Start of Record set

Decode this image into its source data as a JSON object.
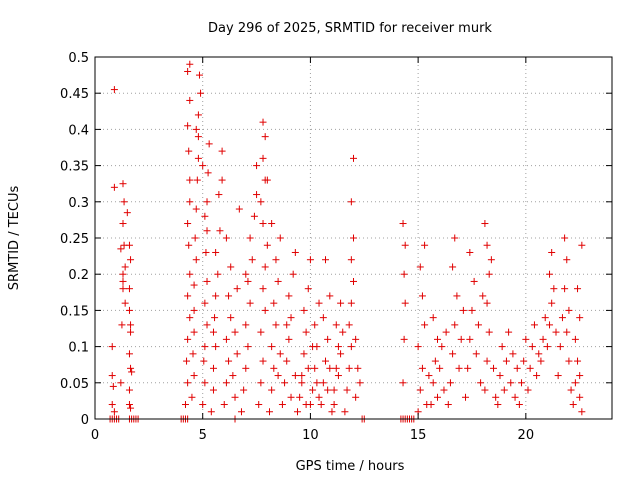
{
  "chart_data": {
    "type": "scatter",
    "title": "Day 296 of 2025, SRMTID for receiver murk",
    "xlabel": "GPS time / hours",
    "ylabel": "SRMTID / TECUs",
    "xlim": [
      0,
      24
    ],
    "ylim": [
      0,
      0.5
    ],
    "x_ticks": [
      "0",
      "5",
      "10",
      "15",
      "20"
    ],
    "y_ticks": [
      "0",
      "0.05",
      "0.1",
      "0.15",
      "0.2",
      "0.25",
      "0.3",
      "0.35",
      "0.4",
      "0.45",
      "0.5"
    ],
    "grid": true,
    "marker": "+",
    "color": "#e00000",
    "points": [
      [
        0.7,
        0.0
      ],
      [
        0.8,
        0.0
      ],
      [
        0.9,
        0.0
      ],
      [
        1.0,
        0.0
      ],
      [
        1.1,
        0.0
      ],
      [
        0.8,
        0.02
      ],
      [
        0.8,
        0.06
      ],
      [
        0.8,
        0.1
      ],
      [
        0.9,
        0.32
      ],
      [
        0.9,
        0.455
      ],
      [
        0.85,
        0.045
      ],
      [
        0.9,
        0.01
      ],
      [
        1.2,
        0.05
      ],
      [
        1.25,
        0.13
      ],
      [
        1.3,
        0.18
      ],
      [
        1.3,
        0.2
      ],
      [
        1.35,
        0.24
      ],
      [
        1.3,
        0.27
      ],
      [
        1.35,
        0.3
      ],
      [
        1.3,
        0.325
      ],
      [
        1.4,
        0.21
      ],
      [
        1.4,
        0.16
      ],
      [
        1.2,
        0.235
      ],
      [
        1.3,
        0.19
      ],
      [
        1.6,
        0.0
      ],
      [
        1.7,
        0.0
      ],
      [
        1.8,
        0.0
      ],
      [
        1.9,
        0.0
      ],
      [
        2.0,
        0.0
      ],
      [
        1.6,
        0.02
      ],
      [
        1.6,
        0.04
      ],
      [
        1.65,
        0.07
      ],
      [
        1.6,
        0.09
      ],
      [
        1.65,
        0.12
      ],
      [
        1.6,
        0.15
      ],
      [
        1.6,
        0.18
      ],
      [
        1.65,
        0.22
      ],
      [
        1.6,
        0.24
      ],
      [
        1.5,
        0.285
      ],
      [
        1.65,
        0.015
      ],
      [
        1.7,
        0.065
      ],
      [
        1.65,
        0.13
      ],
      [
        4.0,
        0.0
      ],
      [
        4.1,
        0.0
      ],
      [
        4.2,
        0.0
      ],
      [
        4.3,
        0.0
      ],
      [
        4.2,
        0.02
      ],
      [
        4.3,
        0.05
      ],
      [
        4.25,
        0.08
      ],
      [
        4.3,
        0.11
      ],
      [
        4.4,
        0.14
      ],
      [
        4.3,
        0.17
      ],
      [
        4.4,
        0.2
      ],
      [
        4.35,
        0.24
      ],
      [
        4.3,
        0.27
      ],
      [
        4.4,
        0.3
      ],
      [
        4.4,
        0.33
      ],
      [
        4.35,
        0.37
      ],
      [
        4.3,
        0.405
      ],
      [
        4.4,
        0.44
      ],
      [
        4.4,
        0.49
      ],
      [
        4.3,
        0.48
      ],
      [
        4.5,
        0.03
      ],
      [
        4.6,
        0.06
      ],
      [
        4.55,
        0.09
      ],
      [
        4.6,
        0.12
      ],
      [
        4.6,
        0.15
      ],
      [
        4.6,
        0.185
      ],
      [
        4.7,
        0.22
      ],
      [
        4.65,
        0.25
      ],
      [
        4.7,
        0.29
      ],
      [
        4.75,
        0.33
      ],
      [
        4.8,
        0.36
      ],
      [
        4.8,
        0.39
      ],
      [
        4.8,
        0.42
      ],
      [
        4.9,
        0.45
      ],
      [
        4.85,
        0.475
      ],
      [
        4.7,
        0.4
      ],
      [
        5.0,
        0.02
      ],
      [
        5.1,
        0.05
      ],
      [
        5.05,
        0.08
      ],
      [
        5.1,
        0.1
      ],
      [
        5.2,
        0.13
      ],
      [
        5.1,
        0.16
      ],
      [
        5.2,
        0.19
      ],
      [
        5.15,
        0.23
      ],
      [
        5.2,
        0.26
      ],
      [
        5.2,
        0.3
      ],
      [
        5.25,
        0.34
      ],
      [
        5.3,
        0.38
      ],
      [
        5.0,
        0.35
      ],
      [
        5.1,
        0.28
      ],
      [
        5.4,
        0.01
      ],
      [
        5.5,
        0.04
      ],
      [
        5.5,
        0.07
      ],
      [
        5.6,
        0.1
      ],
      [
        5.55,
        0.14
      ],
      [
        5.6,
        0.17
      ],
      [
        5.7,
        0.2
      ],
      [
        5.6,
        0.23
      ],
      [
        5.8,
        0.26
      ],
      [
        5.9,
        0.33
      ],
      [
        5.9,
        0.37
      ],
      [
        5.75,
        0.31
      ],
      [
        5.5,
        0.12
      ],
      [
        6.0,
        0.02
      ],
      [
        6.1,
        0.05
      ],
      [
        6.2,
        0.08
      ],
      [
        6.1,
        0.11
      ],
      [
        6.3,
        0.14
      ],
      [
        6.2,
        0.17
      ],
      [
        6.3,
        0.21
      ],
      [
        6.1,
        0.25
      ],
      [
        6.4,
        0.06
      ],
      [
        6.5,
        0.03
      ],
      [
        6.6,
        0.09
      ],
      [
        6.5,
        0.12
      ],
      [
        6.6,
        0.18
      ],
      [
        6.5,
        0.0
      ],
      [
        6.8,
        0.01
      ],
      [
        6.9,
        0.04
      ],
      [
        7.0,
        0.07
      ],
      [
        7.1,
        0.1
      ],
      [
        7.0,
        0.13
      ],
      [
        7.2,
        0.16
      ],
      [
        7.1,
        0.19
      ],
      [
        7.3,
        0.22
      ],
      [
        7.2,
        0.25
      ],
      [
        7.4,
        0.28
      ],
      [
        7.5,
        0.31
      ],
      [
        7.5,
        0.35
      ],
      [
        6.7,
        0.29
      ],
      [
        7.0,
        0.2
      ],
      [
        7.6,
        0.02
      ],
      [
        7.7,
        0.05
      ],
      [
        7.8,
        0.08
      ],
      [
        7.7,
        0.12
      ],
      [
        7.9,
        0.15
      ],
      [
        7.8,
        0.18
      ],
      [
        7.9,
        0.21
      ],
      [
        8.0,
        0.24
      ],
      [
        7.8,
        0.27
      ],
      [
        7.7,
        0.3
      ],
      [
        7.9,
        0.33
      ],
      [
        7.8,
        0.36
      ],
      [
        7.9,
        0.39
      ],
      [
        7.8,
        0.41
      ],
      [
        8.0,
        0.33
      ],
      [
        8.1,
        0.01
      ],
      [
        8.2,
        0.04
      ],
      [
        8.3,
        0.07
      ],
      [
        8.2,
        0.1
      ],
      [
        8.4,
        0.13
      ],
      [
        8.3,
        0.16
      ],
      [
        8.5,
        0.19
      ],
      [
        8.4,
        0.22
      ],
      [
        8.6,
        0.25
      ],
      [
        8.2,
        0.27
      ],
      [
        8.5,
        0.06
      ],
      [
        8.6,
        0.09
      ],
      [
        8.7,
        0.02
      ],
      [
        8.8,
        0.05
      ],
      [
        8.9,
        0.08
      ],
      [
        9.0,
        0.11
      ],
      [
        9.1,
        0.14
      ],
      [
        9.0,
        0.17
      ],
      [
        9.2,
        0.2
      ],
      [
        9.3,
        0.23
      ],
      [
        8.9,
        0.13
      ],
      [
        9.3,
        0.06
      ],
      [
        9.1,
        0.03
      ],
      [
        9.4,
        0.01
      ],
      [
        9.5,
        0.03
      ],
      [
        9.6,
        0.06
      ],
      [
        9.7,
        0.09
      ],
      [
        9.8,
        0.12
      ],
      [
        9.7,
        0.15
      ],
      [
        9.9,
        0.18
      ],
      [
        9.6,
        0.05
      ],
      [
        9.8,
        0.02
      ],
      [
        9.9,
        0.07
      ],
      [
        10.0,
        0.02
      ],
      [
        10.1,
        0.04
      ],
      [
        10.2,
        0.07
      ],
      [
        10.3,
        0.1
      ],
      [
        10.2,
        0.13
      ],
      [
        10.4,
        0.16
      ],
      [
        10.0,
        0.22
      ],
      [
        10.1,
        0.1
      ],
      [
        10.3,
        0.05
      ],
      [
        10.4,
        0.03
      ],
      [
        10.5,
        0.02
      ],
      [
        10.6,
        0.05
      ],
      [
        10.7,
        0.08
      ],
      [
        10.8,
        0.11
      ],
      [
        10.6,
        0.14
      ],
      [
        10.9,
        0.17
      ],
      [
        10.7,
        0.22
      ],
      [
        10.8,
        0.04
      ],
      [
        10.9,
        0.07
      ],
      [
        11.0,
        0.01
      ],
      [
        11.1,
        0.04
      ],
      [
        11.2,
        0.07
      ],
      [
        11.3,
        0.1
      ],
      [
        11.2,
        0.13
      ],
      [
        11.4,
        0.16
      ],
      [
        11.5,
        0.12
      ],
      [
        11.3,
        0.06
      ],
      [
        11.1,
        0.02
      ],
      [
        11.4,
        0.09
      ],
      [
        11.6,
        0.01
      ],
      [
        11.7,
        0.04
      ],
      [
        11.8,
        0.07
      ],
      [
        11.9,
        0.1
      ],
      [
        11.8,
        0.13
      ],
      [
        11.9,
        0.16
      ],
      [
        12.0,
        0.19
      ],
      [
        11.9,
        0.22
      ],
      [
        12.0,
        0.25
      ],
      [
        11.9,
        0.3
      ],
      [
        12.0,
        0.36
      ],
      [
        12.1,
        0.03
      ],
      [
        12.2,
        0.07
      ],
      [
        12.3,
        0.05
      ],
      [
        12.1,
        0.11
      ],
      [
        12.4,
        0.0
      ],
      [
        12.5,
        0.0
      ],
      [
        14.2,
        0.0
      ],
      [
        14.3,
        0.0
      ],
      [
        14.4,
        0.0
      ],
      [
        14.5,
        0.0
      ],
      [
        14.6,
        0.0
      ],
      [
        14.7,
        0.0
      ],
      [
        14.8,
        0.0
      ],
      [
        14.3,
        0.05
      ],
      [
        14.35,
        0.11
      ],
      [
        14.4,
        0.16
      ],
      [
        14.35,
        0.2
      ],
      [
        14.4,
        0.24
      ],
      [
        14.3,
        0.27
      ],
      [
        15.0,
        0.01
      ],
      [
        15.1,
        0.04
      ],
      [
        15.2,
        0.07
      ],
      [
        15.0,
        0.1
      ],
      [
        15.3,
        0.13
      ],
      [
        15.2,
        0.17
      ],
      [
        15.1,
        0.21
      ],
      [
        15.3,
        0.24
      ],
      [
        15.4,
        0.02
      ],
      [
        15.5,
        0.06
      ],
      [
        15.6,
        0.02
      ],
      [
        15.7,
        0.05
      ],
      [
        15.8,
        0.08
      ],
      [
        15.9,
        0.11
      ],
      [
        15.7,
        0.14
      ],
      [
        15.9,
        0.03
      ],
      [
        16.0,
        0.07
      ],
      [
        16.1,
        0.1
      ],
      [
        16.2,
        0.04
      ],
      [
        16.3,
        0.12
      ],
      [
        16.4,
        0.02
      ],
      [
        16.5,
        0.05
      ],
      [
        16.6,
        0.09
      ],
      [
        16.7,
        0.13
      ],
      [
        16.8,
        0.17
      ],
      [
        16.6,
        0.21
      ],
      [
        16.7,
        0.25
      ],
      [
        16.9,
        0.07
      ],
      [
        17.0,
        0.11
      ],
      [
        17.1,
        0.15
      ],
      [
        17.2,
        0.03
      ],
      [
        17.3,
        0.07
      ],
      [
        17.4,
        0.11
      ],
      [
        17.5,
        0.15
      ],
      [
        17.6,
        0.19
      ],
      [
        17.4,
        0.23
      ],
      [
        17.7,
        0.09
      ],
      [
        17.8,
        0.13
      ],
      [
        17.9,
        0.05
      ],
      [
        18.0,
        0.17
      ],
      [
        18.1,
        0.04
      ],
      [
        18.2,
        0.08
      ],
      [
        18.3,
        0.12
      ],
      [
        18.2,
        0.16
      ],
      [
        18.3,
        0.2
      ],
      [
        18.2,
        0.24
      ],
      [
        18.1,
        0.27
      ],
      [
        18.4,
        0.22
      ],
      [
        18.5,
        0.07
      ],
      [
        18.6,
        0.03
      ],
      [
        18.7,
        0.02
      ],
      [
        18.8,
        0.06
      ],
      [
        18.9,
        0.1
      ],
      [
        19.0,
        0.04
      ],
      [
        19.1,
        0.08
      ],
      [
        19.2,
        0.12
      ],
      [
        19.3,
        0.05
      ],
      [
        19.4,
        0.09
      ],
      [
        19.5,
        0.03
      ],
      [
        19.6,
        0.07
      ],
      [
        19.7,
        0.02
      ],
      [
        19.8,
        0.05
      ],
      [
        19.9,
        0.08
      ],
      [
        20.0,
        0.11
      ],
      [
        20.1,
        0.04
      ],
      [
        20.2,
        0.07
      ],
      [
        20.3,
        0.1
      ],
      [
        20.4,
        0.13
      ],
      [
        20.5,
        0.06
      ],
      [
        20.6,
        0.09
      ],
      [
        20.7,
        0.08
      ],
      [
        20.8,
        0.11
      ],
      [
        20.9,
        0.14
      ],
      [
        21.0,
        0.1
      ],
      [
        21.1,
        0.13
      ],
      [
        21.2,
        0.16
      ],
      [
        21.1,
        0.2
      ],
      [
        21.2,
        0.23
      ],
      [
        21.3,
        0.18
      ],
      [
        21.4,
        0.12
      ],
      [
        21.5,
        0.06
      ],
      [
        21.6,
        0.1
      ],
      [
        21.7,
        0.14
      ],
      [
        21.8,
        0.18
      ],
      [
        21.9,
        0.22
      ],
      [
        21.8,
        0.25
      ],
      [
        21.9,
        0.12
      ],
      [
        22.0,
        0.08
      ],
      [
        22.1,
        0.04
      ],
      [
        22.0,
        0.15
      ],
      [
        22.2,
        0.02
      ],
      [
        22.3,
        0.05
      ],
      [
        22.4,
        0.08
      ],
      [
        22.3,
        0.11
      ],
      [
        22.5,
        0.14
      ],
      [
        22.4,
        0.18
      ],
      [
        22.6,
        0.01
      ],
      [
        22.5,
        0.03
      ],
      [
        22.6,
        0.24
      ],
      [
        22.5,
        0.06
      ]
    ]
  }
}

End of Record set

● **Your goal**
Pick out every line above that contains the word "SRMTID" and copy it.

● **Solution for this problem**
    "title": "Day 296 of 2025, SRMTID for receiver murk",
    "ylabel": "SRMTID / TECUs",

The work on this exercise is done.